> _What this task involves_
Where a line contains the string "дроби", copy that line.
___ Entries supplied ___
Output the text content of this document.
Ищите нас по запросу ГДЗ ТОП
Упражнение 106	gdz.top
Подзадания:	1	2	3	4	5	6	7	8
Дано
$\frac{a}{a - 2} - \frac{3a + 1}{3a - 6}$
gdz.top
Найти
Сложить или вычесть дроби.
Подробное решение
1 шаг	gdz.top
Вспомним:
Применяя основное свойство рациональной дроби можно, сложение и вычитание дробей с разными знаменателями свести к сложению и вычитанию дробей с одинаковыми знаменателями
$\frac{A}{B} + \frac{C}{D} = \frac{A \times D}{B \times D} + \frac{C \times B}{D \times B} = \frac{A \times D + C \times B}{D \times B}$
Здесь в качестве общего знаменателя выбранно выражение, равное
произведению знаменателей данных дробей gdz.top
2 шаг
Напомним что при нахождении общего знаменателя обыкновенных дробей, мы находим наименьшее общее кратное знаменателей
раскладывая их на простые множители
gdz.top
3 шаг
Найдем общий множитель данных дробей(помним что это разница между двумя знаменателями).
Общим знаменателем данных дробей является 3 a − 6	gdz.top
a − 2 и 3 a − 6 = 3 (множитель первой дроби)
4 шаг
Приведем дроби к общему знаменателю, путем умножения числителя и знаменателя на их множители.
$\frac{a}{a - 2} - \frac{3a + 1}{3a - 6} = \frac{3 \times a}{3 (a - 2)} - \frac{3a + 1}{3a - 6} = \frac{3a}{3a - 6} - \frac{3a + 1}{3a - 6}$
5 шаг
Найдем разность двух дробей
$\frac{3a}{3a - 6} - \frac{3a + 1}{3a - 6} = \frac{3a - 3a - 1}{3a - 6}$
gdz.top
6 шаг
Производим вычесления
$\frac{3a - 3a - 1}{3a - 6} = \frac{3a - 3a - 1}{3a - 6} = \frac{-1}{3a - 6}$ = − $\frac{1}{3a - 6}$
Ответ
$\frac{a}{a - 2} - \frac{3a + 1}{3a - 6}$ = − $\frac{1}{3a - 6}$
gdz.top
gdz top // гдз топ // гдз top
___
> _Task response_
Сложить или вычесть дроби.
Применяя основное свойство рациональной дроби можно, сложение и вычитание дробей с разными знаменателями свести к сложению и вычитанию дробей с одинаковыми знаменателями
a − 2 и 3 a − 6 = 3 (множитель первой дроби)
Приведем дроби к общему знаменателю, путем умножения числителя и знаменателя на их множители.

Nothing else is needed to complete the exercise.